_Goal_:
Entries follow. Set all of them down as they stand.

_Exercise inputs_:
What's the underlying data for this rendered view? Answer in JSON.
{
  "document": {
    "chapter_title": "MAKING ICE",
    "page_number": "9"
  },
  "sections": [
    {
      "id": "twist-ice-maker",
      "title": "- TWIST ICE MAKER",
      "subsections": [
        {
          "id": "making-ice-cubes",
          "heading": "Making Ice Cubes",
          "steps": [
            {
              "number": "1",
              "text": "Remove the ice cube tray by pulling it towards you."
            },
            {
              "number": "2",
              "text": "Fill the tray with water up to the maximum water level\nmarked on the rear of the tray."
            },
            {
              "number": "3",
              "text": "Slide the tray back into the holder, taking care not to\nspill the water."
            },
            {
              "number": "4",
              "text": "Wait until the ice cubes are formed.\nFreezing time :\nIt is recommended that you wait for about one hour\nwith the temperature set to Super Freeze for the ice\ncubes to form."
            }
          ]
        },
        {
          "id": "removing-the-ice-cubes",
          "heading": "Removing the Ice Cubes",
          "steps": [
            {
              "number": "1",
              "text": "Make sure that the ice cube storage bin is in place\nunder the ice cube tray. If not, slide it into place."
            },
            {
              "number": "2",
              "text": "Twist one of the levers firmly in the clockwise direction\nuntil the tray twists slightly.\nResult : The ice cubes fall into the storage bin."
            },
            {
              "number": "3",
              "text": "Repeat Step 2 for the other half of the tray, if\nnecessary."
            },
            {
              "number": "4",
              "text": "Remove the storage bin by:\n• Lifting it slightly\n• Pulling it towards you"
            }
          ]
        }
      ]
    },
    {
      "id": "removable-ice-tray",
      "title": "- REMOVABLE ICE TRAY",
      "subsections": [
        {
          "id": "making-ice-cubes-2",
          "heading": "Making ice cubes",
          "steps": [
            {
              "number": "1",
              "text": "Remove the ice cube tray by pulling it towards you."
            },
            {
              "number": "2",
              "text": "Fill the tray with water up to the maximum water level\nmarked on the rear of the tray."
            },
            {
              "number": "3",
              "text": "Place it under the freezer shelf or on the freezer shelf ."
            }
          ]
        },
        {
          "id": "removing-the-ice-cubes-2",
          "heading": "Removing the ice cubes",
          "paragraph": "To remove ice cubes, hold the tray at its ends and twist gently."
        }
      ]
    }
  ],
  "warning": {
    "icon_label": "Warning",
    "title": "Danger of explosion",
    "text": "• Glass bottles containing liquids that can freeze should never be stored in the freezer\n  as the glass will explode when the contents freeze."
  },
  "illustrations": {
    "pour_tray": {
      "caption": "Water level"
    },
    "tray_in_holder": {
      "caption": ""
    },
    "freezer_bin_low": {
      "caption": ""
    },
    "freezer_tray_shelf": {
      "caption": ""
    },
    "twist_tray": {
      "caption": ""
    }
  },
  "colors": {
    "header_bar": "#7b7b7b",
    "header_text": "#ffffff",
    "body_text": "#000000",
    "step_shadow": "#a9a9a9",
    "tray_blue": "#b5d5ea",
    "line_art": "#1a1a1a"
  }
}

_Solved problem_:
What's the underlying data for this rendered view? Answer in JSON.
{
  "document": {
    "chapter_title": "MAKING ICE",
    "page_number": "9"
  },
  "sections": [
    {
      "id": "twist-ice-maker",
      "title": "- TWIST ICE MAKER",
      "subsections": [
        {
          "id": "making-ice-cubes",
          "heading": "Making Ice Cubes",
          "steps": [
            {
              "number": "1",
              "text": "Remove the ice cube tray by pulling it towards you."
            },
            {
              "number": "2",
              "text": "Fill the tray with water up to the maximum water level\nmarked on the rear of the tray."
            },
            {
              "number": "3",
              "text": "Slide the tray back into the holder, taking care not to\nspill the water."
            },
            {
              "number": "4",
              "text": "Wait until the ice cubes are formed.\nFreezing time :\nIt is recommended that you wait for about one hour\nwith the temperature set to Super Freeze for the ice\ncubes to form."
            }
          ]
        },
        {
          "id": "removing-the-ice-cubes",
          "heading": "Removing the Ice Cubes",
          "steps": [
            {
              "number": "1",
              "text": "Make sure that the ice cube storage bin is in place\nunder the ice cube tray. If not, slide it into place."
            },
            {
              "number": "2",
              "text": "Twist one of the levers firmly in the clockwise direction\nuntil the tray twists slightly.\nResult : The ice cubes fall into the storage bin."
            },
            {
              "number": "3",
              "text": "Repeat Step 2 for the other half of the tray, if\nnecessary."
            },
            {
              "number": "4",
              "text": "Remove the storage bin by:\n• Lifting it slightly\n• Pulling it towards you"
            }
          ]
        }
      ]
    },
    {
      "id": "removable-ice-tray",
      "title": "- REMOVABLE ICE TRAY",
      "subsections": [
        {
          "id": "making-ice-cubes-2",
          "heading": "Making ice cubes",
          "steps": [
            {
              "number": "1",
              "text": "Remove the ice cube tray by pulling it towards you."
            },
            {
              "number": "2",
              "text": "Fill the tray with water up to the maximum water level\nmarked on the rear of the tray."
            },
            {
              "number": "3",
              "text": "Place it under the freezer shelf or on the freezer shelf ."
            }
          ]
        },
        {
          "id": "removing-the-ice-cubes-2",
          "heading": "Removing the ice cubes",
          "paragraph": "To remove ice cubes, hold the tray at its ends and twist gently."
        }
      ]
    }
  ],
  "warning": {
    "icon_label": "Warning",
    "title": "Danger of explosion",
    "text": "• Glass bottles containing liquids that can freeze should never be stored in the freezer\n  as the glass will explode when the contents freeze."
  },
  "illustrations": {
    "pour_tray": {
      "caption": "Water level"
    },
    "tray_in_holder": {
      "caption": ""
    },
    "freezer_bin_low": {
      "caption": ""
    },
    "freezer_tray_shelf": {
      "caption": ""
    },
    "twist_tray": {
      "caption": ""
    }
  },
  "colors": {
    "header_bar": "#7b7b7b",
    "header_text": "#ffffff",
    "body_text": "#000000",
    "step_shadow": "#a9a9a9",
    "tray_blue": "#b5d5ea",
    "line_art": "#1a1a1a"
  }
}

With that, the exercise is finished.